>> start DATASET CONTENT
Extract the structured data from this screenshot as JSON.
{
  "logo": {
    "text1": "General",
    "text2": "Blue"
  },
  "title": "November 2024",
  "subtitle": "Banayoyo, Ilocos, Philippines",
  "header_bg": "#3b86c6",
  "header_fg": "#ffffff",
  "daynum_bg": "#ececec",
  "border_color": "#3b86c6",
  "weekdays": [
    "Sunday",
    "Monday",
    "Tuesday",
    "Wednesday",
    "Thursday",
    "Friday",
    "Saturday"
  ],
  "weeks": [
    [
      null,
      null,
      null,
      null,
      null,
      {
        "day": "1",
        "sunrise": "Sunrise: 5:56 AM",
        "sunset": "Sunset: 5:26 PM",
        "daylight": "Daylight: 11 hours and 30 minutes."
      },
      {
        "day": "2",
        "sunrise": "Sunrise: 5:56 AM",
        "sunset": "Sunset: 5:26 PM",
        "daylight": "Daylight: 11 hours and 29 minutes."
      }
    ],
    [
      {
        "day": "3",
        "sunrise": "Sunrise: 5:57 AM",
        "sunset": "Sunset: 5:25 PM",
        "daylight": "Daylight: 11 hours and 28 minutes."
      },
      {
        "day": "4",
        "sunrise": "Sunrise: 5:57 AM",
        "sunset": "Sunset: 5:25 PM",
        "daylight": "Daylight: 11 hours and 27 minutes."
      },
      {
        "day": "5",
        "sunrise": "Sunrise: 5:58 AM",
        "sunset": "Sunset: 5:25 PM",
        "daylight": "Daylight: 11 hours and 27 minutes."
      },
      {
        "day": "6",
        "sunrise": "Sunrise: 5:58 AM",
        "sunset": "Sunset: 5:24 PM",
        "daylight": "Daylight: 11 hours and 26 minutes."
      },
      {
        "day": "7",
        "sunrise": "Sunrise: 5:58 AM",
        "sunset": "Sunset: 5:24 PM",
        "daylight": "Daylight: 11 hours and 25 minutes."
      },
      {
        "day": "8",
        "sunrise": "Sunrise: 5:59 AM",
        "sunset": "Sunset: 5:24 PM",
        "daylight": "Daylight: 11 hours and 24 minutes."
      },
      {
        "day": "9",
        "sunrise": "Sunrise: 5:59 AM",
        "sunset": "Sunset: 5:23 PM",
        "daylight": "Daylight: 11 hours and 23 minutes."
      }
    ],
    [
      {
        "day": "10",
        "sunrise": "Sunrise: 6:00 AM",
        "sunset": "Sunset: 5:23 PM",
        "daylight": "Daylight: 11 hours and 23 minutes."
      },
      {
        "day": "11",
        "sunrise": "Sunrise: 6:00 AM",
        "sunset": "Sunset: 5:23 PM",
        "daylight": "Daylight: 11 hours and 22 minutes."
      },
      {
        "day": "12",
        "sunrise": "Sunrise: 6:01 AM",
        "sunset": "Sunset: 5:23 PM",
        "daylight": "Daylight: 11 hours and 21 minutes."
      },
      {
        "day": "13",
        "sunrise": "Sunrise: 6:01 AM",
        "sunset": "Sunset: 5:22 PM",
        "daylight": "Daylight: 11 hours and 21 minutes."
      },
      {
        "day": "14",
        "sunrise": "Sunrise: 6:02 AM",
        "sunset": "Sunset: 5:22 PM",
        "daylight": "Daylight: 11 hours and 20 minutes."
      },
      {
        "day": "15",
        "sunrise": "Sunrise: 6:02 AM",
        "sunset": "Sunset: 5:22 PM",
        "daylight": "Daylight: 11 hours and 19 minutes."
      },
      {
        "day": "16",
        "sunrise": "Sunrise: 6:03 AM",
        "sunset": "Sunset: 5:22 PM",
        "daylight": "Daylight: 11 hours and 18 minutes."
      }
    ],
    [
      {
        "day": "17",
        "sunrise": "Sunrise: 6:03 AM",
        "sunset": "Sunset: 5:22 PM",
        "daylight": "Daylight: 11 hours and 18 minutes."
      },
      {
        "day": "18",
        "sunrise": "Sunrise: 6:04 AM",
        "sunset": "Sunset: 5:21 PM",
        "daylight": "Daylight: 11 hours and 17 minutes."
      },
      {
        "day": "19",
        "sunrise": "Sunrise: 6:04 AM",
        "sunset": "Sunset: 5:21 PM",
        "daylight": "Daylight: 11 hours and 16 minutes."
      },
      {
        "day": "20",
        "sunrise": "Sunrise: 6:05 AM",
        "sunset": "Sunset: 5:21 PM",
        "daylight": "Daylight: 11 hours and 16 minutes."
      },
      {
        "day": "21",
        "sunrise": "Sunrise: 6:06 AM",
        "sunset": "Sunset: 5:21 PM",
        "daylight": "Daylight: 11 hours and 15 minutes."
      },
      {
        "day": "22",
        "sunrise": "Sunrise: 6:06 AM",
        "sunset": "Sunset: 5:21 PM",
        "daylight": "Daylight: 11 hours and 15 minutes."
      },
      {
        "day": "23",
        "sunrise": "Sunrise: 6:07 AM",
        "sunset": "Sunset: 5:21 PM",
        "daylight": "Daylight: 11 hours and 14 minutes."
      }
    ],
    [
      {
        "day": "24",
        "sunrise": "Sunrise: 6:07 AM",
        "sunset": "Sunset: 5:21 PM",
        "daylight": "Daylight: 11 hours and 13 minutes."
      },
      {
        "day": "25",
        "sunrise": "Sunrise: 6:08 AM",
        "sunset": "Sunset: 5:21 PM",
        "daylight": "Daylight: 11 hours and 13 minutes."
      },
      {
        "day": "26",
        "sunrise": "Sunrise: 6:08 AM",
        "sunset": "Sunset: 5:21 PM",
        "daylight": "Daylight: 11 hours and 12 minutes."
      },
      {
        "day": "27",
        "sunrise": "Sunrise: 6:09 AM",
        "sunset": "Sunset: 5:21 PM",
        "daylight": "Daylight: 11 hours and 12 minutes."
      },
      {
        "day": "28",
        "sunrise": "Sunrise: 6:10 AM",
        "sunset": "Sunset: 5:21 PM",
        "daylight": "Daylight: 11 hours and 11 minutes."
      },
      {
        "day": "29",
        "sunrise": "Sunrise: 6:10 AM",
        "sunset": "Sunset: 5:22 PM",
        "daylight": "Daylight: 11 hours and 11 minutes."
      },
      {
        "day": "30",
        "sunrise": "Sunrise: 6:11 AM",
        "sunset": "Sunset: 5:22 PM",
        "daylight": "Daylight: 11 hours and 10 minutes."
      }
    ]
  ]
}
>> end DATASET CONTENT
WRITTEN TASK:
Make an exact copy of every entry.

THE COMPLETED TASK:
Extract the structured data from this screenshot as JSON.
{
  "logo": {
    "text1": "General",
    "text2": "Blue"
  },
  "title": "November 2024",
  "subtitle": "Banayoyo, Ilocos, Philippines",
  "header_bg": "#3b86c6",
  "header_fg": "#ffffff",
  "daynum_bg": "#ececec",
  "border_color": "#3b86c6",
  "weekdays": [
    "Sunday",
    "Monday",
    "Tuesday",
    "Wednesday",
    "Thursday",
    "Friday",
    "Saturday"
  ],
  "weeks": [
    [
      null,
      null,
      null,
      null,
      null,
      {
        "day": "1",
        "sunrise": "Sunrise: 5:56 AM",
        "sunset": "Sunset: 5:26 PM",
        "daylight": "Daylight: 11 hours and 30 minutes."
      },
      {
        "day": "2",
        "sunrise": "Sunrise: 5:56 AM",
        "sunset": "Sunset: 5:26 PM",
        "daylight": "Daylight: 11 hours and 29 minutes."
      }
    ],
    [
      {
        "day": "3",
        "sunrise": "Sunrise: 5:57 AM",
        "sunset": "Sunset: 5:25 PM",
        "daylight": "Daylight: 11 hours and 28 minutes."
      },
      {
        "day": "4",
        "sunrise": "Sunrise: 5:57 AM",
        "sunset": "Sunset: 5:25 PM",
        "daylight": "Daylight: 11 hours and 27 minutes."
      },
      {
        "day": "5",
        "sunrise": "Sunrise: 5:58 AM",
        "sunset": "Sunset: 5:25 PM",
        "daylight": "Daylight: 11 hours and 27 minutes."
      },
      {
        "day": "6",
        "sunrise": "Sunrise: 5:58 AM",
        "sunset": "Sunset: 5:24 PM",
        "daylight": "Daylight: 11 hours and 26 minutes."
      },
      {
        "day": "7",
        "sunrise": "Sunrise: 5:58 AM",
        "sunset": "Sunset: 5:24 PM",
        "daylight": "Daylight: 11 hours and 25 minutes."
      },
      {
        "day": "8",
        "sunrise": "Sunrise: 5:59 AM",
        "sunset": "Sunset: 5:24 PM",
        "daylight": "Daylight: 11 hours and 24 minutes."
      },
      {
        "day": "9",
        "sunrise": "Sunrise: 5:59 AM",
        "sunset": "Sunset: 5:23 PM",
        "daylight": "Daylight: 11 hours and 23 minutes."
      }
    ],
    [
      {
        "day": "10",
        "sunrise": "Sunrise: 6:00 AM",
        "sunset": "Sunset: 5:23 PM",
        "daylight": "Daylight: 11 hours and 23 minutes."
      },
      {
        "day": "11",
        "sunrise": "Sunrise: 6:00 AM",
        "sunset": "Sunset: 5:23 PM",
        "daylight": "Daylight: 11 hours and 22 minutes."
      },
      {
        "day": "12",
        "sunrise": "Sunrise: 6:01 AM",
        "sunset": "Sunset: 5:23 PM",
        "daylight": "Daylight: 11 hours and 21 minutes."
      },
      {
        "day": "13",
        "sunrise": "Sunrise: 6:01 AM",
        "sunset": "Sunset: 5:22 PM",
        "daylight": "Daylight: 11 hours and 21 minutes."
      },
      {
        "day": "14",
        "sunrise": "Sunrise: 6:02 AM",
        "sunset": "Sunset: 5:22 PM",
        "daylight": "Daylight: 11 hours and 20 minutes."
      },
      {
        "day": "15",
        "sunrise": "Sunrise: 6:02 AM",
        "sunset": "Sunset: 5:22 PM",
        "daylight": "Daylight: 11 hours and 19 minutes."
      },
      {
        "day": "16",
        "sunrise": "Sunrise: 6:03 AM",
        "sunset": "Sunset: 5:22 PM",
        "daylight": "Daylight: 11 hours and 18 minutes."
      }
    ],
    [
      {
        "day": "17",
        "sunrise": "Sunrise: 6:03 AM",
        "sunset": "Sunset: 5:22 PM",
        "daylight": "Daylight: 11 hours and 18 minutes."
      },
      {
        "day": "18",
        "sunrise": "Sunrise: 6:04 AM",
        "sunset": "Sunset: 5:21 PM",
        "daylight": "Daylight: 11 hours and 17 minutes."
      },
      {
        "day": "19",
        "sunrise": "Sunrise: 6:04 AM",
        "sunset": "Sunset: 5:21 PM",
        "daylight": "Daylight: 11 hours and 16 minutes."
      },
      {
        "day": "20",
        "sunrise": "Sunrise: 6:05 AM",
        "sunset": "Sunset: 5:21 PM",
        "daylight": "Daylight: 11 hours and 16 minutes."
      },
      {
        "day": "21",
        "sunrise": "Sunrise: 6:06 AM",
        "sunset": "Sunset: 5:21 PM",
        "daylight": "Daylight: 11 hours and 15 minutes."
      },
      {
        "day": "22",
        "sunrise": "Sunrise: 6:06 AM",
        "sunset": "Sunset: 5:21 PM",
        "daylight": "Daylight: 11 hours and 15 minutes."
      },
      {
        "day": "23",
        "sunrise": "Sunrise: 6:07 AM",
        "sunset": "Sunset: 5:21 PM",
        "daylight": "Daylight: 11 hours and 14 minutes."
      }
    ],
    [
      {
        "day": "24",
        "sunrise": "Sunrise: 6:07 AM",
        "sunset": "Sunset: 5:21 PM",
        "daylight": "Daylight: 11 hours and 13 minutes."
      },
      {
        "day": "25",
        "sunrise": "Sunrise: 6:08 AM",
        "sunset": "Sunset: 5:21 PM",
        "daylight": "Daylight: 11 hours and 13 minutes."
      },
      {
        "day": "26",
        "sunrise": "Sunrise: 6:08 AM",
        "sunset": "Sunset: 5:21 PM",
        "daylight": "Daylight: 11 hours and 12 minutes."
      },
      {
        "day": "27",
        "sunrise": "Sunrise: 6:09 AM",
        "sunset": "Sunset: 5:21 PM",
        "daylight": "Daylight: 11 hours and 12 minutes."
      },
      {
        "day": "28",
        "sunrise": "Sunrise: 6:10 AM",
        "sunset": "Sunset: 5:21 PM",
        "daylight": "Daylight: 11 hours and 11 minutes."
      },
      {
        "day": "29",
        "sunrise": "Sunrise: 6:10 AM",
        "sunset": "Sunset: 5:22 PM",
        "daylight": "Daylight: 11 hours and 11 minutes."
      },
      {
        "day": "30",
        "sunrise": "Sunrise: 6:11 AM",
        "sunset": "Sunset: 5:22 PM",
        "daylight": "Daylight: 11 hours and 10 minutes."
      }
    ]
  ]
}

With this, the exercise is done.